* Begin Given data *
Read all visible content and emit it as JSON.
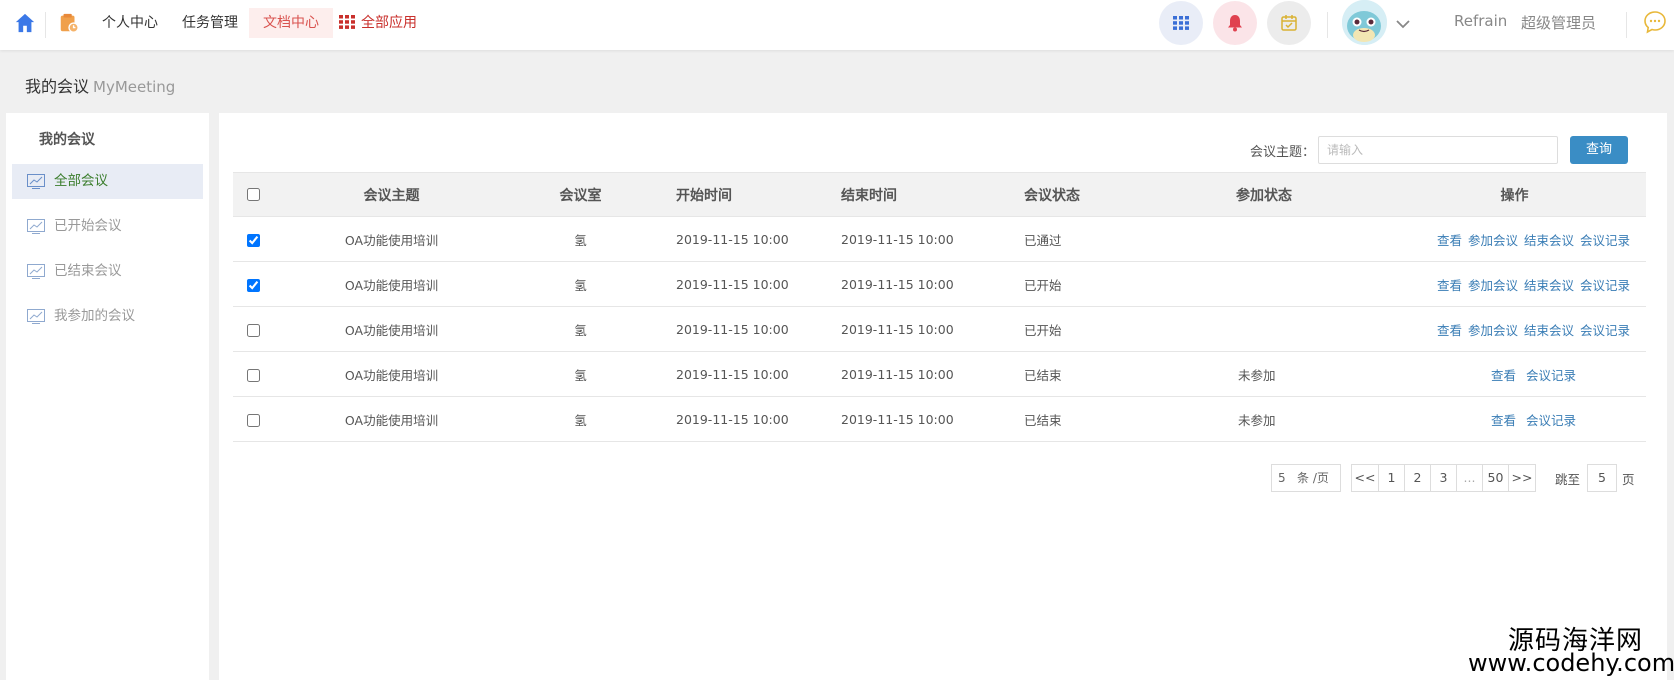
{
  "topbar": {
    "nav": [
      {
        "label": "个人中心"
      },
      {
        "label": "任务管理"
      },
      {
        "label": "文档中心"
      },
      {
        "label": "全部应用"
      }
    ],
    "user_name": "Refrain",
    "user_role": "超级管理员",
    "colors": {
      "apps": "#e9edf7",
      "bell": "#fbe4e8",
      "calendar": "#ececec"
    }
  },
  "page": {
    "title": "我的会议",
    "subtitle": "MyMeeting"
  },
  "sidebar": {
    "title": "我的会议",
    "items": [
      {
        "label": "全部会议",
        "active": true
      },
      {
        "label": "已开始会议",
        "active": false
      },
      {
        "label": "已结束会议",
        "active": false
      },
      {
        "label": "我参加的会议",
        "active": false
      }
    ]
  },
  "search": {
    "label": "会议主题：",
    "placeholder": "请输入",
    "button": "查询"
  },
  "table": {
    "headers": [
      "会议主题",
      "会议室",
      "开始时间",
      "结束时间",
      "会议状态",
      "参加状态",
      "操作"
    ],
    "rows": [
      {
        "checked": true,
        "topic": "OA功能使用培训",
        "room": "氢",
        "start": "2019-11-15 10:00",
        "end": "2019-11-15 10:00",
        "status": "已通过",
        "join": "",
        "ops": [
          "查看",
          "参加会议",
          "结束会议",
          "会议记录"
        ]
      },
      {
        "checked": true,
        "topic": "OA功能使用培训",
        "room": "氢",
        "start": "2019-11-15 10:00",
        "end": "2019-11-15 10:00",
        "status": "已开始",
        "join": "",
        "ops": [
          "查看",
          "参加会议",
          "结束会议",
          "会议记录"
        ]
      },
      {
        "checked": false,
        "topic": "OA功能使用培训",
        "room": "氢",
        "start": "2019-11-15 10:00",
        "end": "2019-11-15 10:00",
        "status": "已开始",
        "join": "",
        "ops": [
          "查看",
          "参加会议",
          "结束会议",
          "会议记录"
        ]
      },
      {
        "checked": false,
        "topic": "OA功能使用培训",
        "room": "氢",
        "start": "2019-11-15 10:00",
        "end": "2019-11-15 10:00",
        "status": "已结束",
        "join": "未参加",
        "ops": [
          "查看",
          "会议记录"
        ]
      },
      {
        "checked": false,
        "topic": "OA功能使用培训",
        "room": "氢",
        "start": "2019-11-15 10:00",
        "end": "2019-11-15 10:00",
        "status": "已结束",
        "join": "未参加",
        "ops": [
          "查看",
          "会议记录"
        ]
      }
    ]
  },
  "pagination": {
    "page_size": "5",
    "page_size_unit": "条 /页",
    "prev": "<<",
    "pages": [
      "1",
      "2",
      "3",
      "...",
      "50"
    ],
    "next": ">>",
    "jump_label": "跳至",
    "jump_value": "5",
    "jump_unit": "页"
  },
  "watermark": {
    "line1": "源码海洋网",
    "line2": "www.codehy.com"
  }
}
* End Given data *
Exercise:
Go back to the records above and write them out exactly, without the pictures.

The answer:
Read all visible content and emit it as JSON.
{
  "topbar": {
    "nav": [
      {
        "label": "个人中心"
      },
      {
        "label": "任务管理"
      },
      {
        "label": "文档中心"
      },
      {
        "label": "全部应用"
      }
    ],
    "user_name": "Refrain",
    "user_role": "超级管理员",
    "colors": {
      "apps": "#e9edf7",
      "bell": "#fbe4e8",
      "calendar": "#ececec"
    }
  },
  "page": {
    "title": "我的会议",
    "subtitle": "MyMeeting"
  },
  "sidebar": {
    "title": "我的会议",
    "items": [
      {
        "label": "全部会议",
        "active": true
      },
      {
        "label": "已开始会议",
        "active": false
      },
      {
        "label": "已结束会议",
        "active": false
      },
      {
        "label": "我参加的会议",
        "active": false
      }
    ]
  },
  "search": {
    "label": "会议主题：",
    "placeholder": "请输入",
    "button": "查询"
  },
  "table": {
    "headers": [
      "会议主题",
      "会议室",
      "开始时间",
      "结束时间",
      "会议状态",
      "参加状态",
      "操作"
    ],
    "rows": [
      {
        "checked": true,
        "topic": "OA功能使用培训",
        "room": "氢",
        "start": "2019-11-15 10:00",
        "end": "2019-11-15 10:00",
        "status": "已通过",
        "join": "",
        "ops": [
          "查看",
          "参加会议",
          "结束会议",
          "会议记录"
        ]
      },
      {
        "checked": true,
        "topic": "OA功能使用培训",
        "room": "氢",
        "start": "2019-11-15 10:00",
        "end": "2019-11-15 10:00",
        "status": "已开始",
        "join": "",
        "ops": [
          "查看",
          "参加会议",
          "结束会议",
          "会议记录"
        ]
      },
      {
        "checked": false,
        "topic": "OA功能使用培训",
        "room": "氢",
        "start": "2019-11-15 10:00",
        "end": "2019-11-15 10:00",
        "status": "已开始",
        "join": "",
        "ops": [
          "查看",
          "参加会议",
          "结束会议",
          "会议记录"
        ]
      },
      {
        "checked": false,
        "topic": "OA功能使用培训",
        "room": "氢",
        "start": "2019-11-15 10:00",
        "end": "2019-11-15 10:00",
        "status": "已结束",
        "join": "未参加",
        "ops": [
          "查看",
          "会议记录"
        ]
      },
      {
        "checked": false,
        "topic": "OA功能使用培训",
        "room": "氢",
        "start": "2019-11-15 10:00",
        "end": "2019-11-15 10:00",
        "status": "已结束",
        "join": "未参加",
        "ops": [
          "查看",
          "会议记录"
        ]
      }
    ]
  },
  "pagination": {
    "page_size": "5",
    "page_size_unit": "条 /页",
    "prev": "<<",
    "pages": [
      "1",
      "2",
      "3",
      "...",
      "50"
    ],
    "next": ">>",
    "jump_label": "跳至",
    "jump_value": "5",
    "jump_unit": "页"
  },
  "watermark": {
    "line1": "源码海洋网",
    "line2": "www.codehy.com"
  }
}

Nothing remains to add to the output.